*DATA SECTION*:
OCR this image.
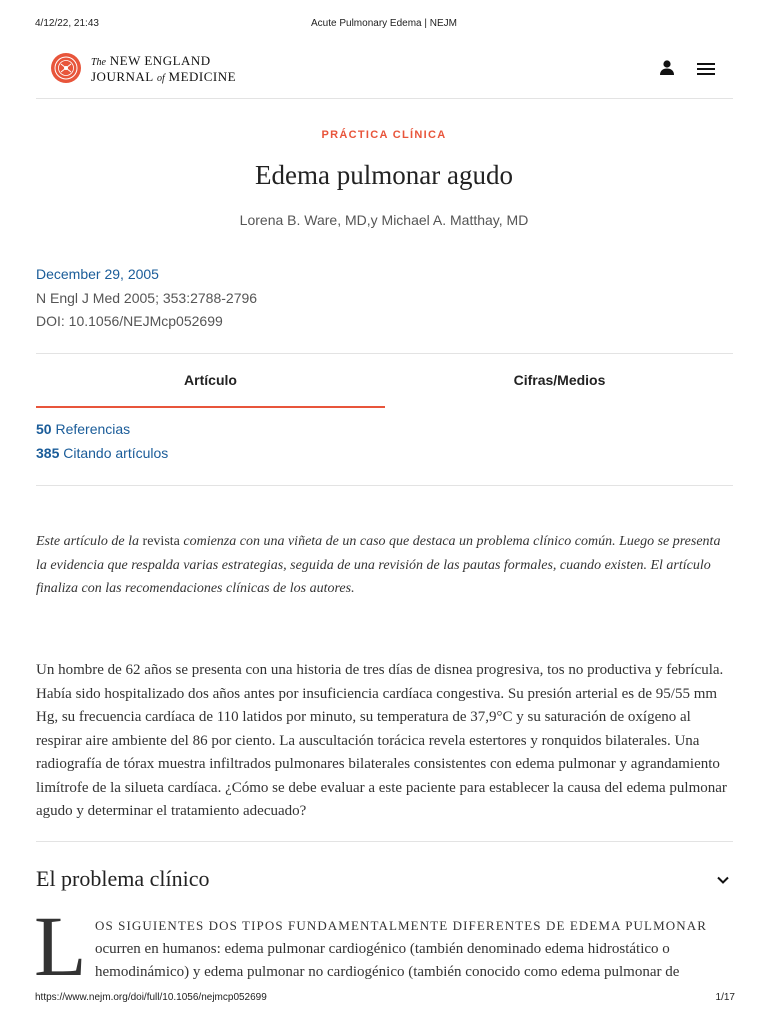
4/12/22, 21:43	Acute Pulmonary Edema | NEJM
The NEW ENGLAND
JOURNAL of MEDICINE
PRÁCTICA CLÍNICA
Edema pulmonar agudo
Lorena B. Ware, MD,y Michael A. Matthay, MD
December 29, 2005
N Engl J Med 2005; 353:2788-2796
DOI: 10.1056/NEJMcp052699
Artículo	Cifras/Medios
50 Referencias
385 Citando artículos

Este artículo de la revista comienza con una viñeta de un caso que destaca un problema clínico común. Luego se presenta la evidencia que respalda varias estrategias, seguida de una revisión de las pautas formales, cuando existen. El artículo finaliza con las recomendaciones clínicas de los autores.

Un hombre de 62 años se presenta con una historia de tres días de disnea progresiva, tos no productiva y febrícula. Había sido hospitalizado dos años antes por insuficiencia cardíaca congestiva. Su presión arterial es de 95/55 mm Hg, su frecuencia cardíaca de 110 latidos por minuto, su temperatura de 37,9°C y su saturación de oxígeno al respirar aire ambiente del 86 por ciento. La auscultación torácica revela estertores y ronquidos bilaterales. Una radiografía de tórax muestra infiltrados pulmonares bilaterales consistentes con edema pulmonar y agrandamiento limítrofe de la silueta cardíaca. ¿Cómo se debe evaluar a este paciente para establecer la causa del edema pulmonar agudo y determinar el tratamiento adecuado?

El problema clínico
L OS SIGUIENTES DOS TIPOS FUNDAMENTALMENTE DIFERENTES DE EDEMA PULMONAR
ocurren en humanos: edema pulmonar cardiogénico (también denominado edema hidrostático o
hemodinámico) y edema pulmonar no cardiogénico (también conocido como edema pulmonar de

https://www.nejm.org/doi/full/10.1056/nejmcp052699	1/17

*AIM*:
Transcribe the listing above verbatim. Omit the pictures.

*RESPONSE FOR THIS EXERCISE*:
OCR this image.
4/12/22, 21:43	Acute Pulmonary Edema | NEJM
The NEW ENGLAND
JOURNAL of MEDICINE
PRÁCTICA CLÍNICA
Edema pulmonar agudo
Lorena B. Ware, MD,y Michael A. Matthay, MD
December 29, 2005
N Engl J Med 2005; 353:2788-2796
DOI: 10.1056/NEJMcp052699
Artículo	Cifras/Medios
50 Referencias
385 Citando artículos

Este artículo de la revista comienza con una viñeta de un caso que destaca un problema clínico común. Luego se presenta la evidencia que respalda varias estrategias, seguida de una revisión de las pautas formales, cuando existen. El artículo finaliza con las recomendaciones clínicas de los autores.

Un hombre de 62 años se presenta con una historia de tres días de disnea progresiva, tos no productiva y febrícula. Había sido hospitalizado dos años antes por insuficiencia cardíaca congestiva. Su presión arterial es de 95/55 mm Hg, su frecuencia cardíaca de 110 latidos por minuto, su temperatura de 37,9°C y su saturación de oxígeno al respirar aire ambiente del 86 por ciento. La auscultación torácica revela estertores y ronquidos bilaterales. Una radiografía de tórax muestra infiltrados pulmonares bilaterales consistentes con edema pulmonar y agrandamiento limítrofe de la silueta cardíaca. ¿Cómo se debe evaluar a este paciente para establecer la causa del edema pulmonar agudo y determinar el tratamiento adecuado?

El problema clínico
L OS SIGUIENTES DOS TIPOS FUNDAMENTALMENTE DIFERENTES DE EDEMA PULMONAR
ocurren en humanos: edema pulmonar cardiogénico (también denominado edema hidrostático o
hemodinámico) y edema pulmonar no cardiogénico (también conocido como edema pulmonar de

https://www.nejm.org/doi/full/10.1056/nejmcp052699	1/17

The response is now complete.